[Excerpt from a dataset]

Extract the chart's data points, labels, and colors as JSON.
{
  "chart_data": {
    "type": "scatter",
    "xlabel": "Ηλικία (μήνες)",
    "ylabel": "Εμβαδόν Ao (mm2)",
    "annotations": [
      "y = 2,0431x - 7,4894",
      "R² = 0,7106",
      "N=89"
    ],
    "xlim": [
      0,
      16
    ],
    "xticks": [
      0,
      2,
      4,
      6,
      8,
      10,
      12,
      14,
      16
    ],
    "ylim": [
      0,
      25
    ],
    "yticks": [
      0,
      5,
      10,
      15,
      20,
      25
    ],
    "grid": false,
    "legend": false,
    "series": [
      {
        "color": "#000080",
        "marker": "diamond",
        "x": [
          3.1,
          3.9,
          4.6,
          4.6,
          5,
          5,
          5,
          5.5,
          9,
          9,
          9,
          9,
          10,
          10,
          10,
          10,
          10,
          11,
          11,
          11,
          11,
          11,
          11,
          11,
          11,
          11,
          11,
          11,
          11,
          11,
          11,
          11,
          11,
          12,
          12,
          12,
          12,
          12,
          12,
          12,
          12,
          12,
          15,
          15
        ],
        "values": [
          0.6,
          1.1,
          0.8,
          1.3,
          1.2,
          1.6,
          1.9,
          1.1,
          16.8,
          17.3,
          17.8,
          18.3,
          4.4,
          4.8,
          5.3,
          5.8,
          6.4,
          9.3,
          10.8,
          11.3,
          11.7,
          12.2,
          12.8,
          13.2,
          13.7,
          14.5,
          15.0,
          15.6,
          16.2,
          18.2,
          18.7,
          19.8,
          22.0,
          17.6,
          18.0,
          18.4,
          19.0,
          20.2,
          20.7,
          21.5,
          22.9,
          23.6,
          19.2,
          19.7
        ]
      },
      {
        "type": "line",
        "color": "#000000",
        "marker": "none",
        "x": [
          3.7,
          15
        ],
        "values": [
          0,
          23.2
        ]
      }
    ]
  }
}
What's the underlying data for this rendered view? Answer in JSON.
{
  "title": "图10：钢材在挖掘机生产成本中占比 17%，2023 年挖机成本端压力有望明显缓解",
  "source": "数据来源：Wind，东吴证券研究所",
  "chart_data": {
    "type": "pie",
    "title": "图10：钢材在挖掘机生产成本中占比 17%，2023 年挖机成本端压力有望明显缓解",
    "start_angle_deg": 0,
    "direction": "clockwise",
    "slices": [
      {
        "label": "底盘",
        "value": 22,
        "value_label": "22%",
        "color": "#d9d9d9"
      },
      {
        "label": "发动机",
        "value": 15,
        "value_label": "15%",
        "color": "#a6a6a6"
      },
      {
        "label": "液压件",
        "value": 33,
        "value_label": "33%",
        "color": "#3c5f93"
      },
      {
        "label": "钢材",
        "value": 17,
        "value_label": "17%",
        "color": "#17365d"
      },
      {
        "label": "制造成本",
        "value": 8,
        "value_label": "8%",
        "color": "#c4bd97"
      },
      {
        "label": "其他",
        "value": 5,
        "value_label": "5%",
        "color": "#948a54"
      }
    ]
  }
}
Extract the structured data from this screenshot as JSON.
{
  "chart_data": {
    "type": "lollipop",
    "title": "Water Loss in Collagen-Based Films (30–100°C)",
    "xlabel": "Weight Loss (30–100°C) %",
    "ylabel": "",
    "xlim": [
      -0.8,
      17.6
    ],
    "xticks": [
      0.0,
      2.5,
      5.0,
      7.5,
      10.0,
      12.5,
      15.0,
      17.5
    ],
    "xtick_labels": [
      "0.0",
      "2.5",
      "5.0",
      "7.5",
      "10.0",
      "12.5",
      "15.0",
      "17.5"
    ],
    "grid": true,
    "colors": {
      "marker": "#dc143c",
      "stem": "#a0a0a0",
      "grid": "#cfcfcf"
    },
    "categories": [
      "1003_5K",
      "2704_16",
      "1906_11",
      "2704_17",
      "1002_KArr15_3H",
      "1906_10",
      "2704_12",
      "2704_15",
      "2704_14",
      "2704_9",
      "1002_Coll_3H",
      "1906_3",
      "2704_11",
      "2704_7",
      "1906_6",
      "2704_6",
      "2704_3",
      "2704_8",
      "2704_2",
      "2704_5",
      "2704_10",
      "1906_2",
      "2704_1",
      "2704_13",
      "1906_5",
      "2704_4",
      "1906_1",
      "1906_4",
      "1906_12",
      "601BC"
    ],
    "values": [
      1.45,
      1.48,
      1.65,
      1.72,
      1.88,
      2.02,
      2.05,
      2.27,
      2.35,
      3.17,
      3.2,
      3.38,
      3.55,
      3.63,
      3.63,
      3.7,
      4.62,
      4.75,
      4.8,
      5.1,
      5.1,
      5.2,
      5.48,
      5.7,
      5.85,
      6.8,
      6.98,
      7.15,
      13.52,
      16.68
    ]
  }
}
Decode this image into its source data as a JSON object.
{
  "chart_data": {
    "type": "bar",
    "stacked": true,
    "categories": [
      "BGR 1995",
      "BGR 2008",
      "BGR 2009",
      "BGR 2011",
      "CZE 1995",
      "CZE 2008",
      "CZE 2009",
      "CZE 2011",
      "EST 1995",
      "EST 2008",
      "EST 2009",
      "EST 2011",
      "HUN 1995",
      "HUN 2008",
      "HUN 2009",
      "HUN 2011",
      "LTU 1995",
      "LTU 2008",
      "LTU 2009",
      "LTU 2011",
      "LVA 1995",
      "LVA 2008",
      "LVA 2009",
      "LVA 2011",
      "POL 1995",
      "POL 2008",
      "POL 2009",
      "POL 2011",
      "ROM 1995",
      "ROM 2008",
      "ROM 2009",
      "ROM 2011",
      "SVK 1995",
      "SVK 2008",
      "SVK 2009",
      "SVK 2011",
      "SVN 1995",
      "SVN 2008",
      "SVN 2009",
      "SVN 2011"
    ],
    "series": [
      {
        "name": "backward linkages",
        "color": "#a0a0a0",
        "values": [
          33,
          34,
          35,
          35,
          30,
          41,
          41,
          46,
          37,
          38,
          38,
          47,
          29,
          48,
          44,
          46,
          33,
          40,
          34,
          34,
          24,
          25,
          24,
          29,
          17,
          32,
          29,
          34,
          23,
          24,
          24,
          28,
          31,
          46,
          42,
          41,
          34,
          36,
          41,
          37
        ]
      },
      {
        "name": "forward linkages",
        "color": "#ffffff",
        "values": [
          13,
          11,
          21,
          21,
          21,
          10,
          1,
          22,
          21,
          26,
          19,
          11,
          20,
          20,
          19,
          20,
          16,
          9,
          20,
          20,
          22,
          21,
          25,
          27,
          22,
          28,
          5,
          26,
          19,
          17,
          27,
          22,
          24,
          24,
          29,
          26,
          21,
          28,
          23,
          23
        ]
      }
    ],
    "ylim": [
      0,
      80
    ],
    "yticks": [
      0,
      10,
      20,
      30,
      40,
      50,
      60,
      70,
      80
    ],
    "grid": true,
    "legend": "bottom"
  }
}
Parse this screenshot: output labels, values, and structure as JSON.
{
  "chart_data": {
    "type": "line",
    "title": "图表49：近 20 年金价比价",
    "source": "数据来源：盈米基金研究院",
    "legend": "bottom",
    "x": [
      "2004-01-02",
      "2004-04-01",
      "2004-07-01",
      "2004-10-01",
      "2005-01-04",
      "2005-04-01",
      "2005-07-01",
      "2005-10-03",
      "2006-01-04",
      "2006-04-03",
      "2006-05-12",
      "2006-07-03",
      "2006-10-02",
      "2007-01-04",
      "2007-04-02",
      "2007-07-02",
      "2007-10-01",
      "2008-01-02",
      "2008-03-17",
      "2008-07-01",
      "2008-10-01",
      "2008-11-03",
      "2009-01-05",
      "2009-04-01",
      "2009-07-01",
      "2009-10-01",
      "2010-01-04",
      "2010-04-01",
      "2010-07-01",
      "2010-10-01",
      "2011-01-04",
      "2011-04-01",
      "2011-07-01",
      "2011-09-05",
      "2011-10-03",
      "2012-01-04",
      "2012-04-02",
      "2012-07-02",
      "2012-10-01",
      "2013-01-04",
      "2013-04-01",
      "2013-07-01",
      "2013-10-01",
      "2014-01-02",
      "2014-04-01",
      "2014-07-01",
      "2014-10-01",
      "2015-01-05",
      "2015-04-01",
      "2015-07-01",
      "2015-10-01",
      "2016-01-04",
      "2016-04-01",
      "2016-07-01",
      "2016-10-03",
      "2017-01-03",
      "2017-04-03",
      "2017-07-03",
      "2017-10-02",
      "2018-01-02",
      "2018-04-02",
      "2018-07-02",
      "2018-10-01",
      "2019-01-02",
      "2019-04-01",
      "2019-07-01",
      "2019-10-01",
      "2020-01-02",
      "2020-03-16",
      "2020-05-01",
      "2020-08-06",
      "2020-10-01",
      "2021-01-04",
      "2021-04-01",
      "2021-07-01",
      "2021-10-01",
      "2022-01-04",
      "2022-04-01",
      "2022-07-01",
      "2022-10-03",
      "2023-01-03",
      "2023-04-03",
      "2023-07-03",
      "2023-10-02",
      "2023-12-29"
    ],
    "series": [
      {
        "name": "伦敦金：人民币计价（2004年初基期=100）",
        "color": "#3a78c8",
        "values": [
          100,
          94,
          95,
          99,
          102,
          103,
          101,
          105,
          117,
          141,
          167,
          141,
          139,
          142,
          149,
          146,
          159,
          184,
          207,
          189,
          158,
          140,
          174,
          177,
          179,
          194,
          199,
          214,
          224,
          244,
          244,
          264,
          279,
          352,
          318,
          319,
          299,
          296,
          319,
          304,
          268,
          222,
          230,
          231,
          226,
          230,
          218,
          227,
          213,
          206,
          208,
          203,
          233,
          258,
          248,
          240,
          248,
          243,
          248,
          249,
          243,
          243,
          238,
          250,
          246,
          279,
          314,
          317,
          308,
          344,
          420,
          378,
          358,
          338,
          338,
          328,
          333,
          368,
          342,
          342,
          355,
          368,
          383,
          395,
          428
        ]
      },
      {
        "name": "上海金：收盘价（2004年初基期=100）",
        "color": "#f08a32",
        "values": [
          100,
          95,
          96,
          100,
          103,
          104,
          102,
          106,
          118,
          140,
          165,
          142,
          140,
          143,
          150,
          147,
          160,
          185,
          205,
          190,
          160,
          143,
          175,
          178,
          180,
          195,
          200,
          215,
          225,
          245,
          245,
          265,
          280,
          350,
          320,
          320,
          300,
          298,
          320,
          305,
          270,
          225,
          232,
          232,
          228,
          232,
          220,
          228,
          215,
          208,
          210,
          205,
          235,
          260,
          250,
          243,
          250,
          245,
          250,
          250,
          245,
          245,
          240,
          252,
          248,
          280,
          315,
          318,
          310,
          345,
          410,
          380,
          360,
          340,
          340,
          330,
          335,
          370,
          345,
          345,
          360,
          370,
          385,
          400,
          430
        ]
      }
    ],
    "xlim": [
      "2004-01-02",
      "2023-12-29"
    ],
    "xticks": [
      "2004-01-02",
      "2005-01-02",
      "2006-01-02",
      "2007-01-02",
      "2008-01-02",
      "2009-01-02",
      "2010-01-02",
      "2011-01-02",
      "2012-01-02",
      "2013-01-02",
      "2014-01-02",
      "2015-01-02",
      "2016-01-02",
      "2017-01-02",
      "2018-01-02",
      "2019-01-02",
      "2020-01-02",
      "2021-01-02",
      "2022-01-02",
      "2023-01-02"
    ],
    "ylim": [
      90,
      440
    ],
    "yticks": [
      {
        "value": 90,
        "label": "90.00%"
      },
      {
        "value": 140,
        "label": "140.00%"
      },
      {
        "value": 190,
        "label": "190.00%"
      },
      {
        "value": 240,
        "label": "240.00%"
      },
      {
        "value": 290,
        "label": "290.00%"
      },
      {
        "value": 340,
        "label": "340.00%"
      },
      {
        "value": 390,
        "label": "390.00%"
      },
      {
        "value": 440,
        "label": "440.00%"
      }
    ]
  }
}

[GOAL OF THE EXERCISE] Select the lines from the entries that include the word "linkages".

[ANSWER TO THIS EXERCISE]
        "name": "backward linkages",
        "name": "forward linkages",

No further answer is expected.